# [Your goal]
What you return should match every record exactly, with the images removed.

# [Data for this task]
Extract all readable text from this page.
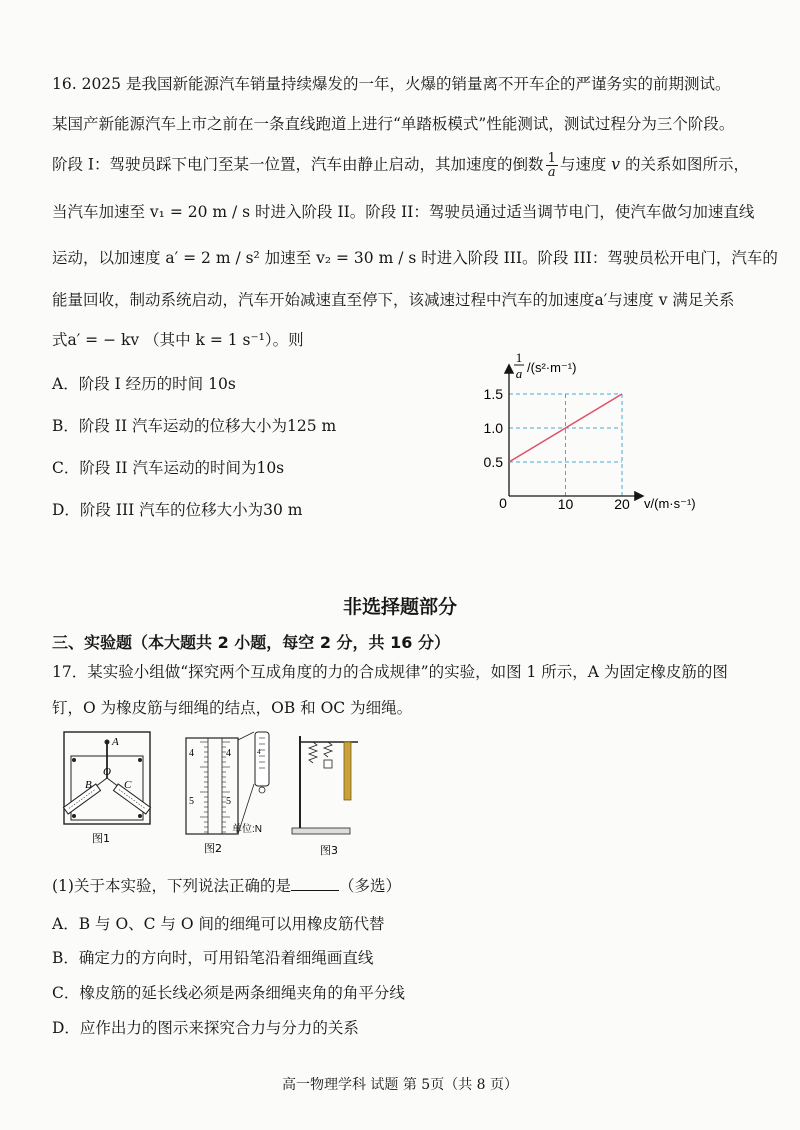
16. 2025 是我国新能源汽车销量持续爆发的一年，火爆的销量离不开车企的严谨务实的前期测试。
某国产新能源汽车上市之前在一条直线跑道上进行“单踏板模式”性能测试，测试过程分为三个阶段。
阶段 I：驾驶员踩下电门至某一位置，汽车由静止启动，其加速度的倒数 $\frac{1}{a}$ 与速度 v 的关系如图所示，
当汽车加速至 v₁ = 20 m / s 时进入阶段 II。阶段 II：驾驶员通过适当调节电门，使汽车做匀加速直线
运动，以加速度 a′ = 2 m / s² 加速至 v₂ = 30 m / s 时进入阶段 III。阶段 III：驾驶员松开电门，汽车的
能量回收，制动系统启动，汽车开始减速直至停下，该减速过程中汽车的加速度a′与速度 v 满足关系
式a′ = − kv （其中 k = 1 s⁻¹）。则
A．阶段 I 经历的时间 10s
B．阶段 II 汽车运动的位移大小为125 m
C．阶段 II 汽车运动的时间为10s
D．阶段 III 汽车的位移大小为30 m
1
a /(s²·m⁻¹)
0
0.5
1.0
1.5
10	20 v/(m·s⁻¹)
非选择题部分
三、实验题（本大题共 2 小题，每空 2 分，共 16 分）
17．某实验小组做“探究两个互成角度的力的合成规律”的实验，如图 1 所示，A 为固定橡皮筋的图
钉，O 为橡皮筋与细绳的结点，OB 和 OC 为细绳。
A
B
O
C
图1
4
5
4
5
4
单位:N
图2	图3
(1)关于本实验，下列说法正确的是	（多选）
A．B 与 O、C 与 O 间的细绳可以用橡皮筋代替
B．确定力的方向时，可用铅笔沿着细绳画直线
C．橡皮筋的延长线必须是两条细绳夹角的角平分线
D．应作出力的图示来探究合力与分力的关系
高一物理学科 试题 第 5页（共 8 页）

# [Answer to this task]
Extract all readable text from this page.
16. 2025 是我国新能源汽车销量持续爆发的一年，火爆的销量离不开车企的严谨务实的前期测试。
某国产新能源汽车上市之前在一条直线跑道上进行“单踏板模式”性能测试，测试过程分为三个阶段。
阶段 I：驾驶员踩下电门至某一位置，汽车由静止启动，其加速度的倒数 $\frac{1}{a}$ 与速度 v 的关系如图所示，
当汽车加速至 v₁ = 20 m / s 时进入阶段 II。阶段 II：驾驶员通过适当调节电门，使汽车做匀加速直线
运动，以加速度 a′ = 2 m / s² 加速至 v₂ = 30 m / s 时进入阶段 III。阶段 III：驾驶员松开电门，汽车的
能量回收，制动系统启动，汽车开始减速直至停下，该减速过程中汽车的加速度a′与速度 v 满足关系
式a′ = − kv （其中 k = 1 s⁻¹）。则
A．阶段 I 经历的时间 10s
B．阶段 II 汽车运动的位移大小为125 m
C．阶段 II 汽车运动的时间为10s
D．阶段 III 汽车的位移大小为30 m
1
a /(s²·m⁻¹)
0
0.5
1.0
1.5
10	20 v/(m·s⁻¹)
非选择题部分
三、实验题（本大题共 2 小题，每空 2 分，共 16 分）
17．某实验小组做“探究两个互成角度的力的合成规律”的实验，如图 1 所示，A 为固定橡皮筋的图
钉，O 为橡皮筋与细绳的结点，OB 和 OC 为细绳。
A
B
O
C
图1
4
5
4
5
4
单位:N
图2	图3
(1)关于本实验，下列说法正确的是	（多选）
A．B 与 O、C 与 O 间的细绳可以用橡皮筋代替
B．确定力的方向时，可用铅笔沿着细绳画直线
C．橡皮筋的延长线必须是两条细绳夹角的角平分线
D．应作出力的图示来探究合力与分力的关系
高一物理学科 试题 第 5页（共 8 页）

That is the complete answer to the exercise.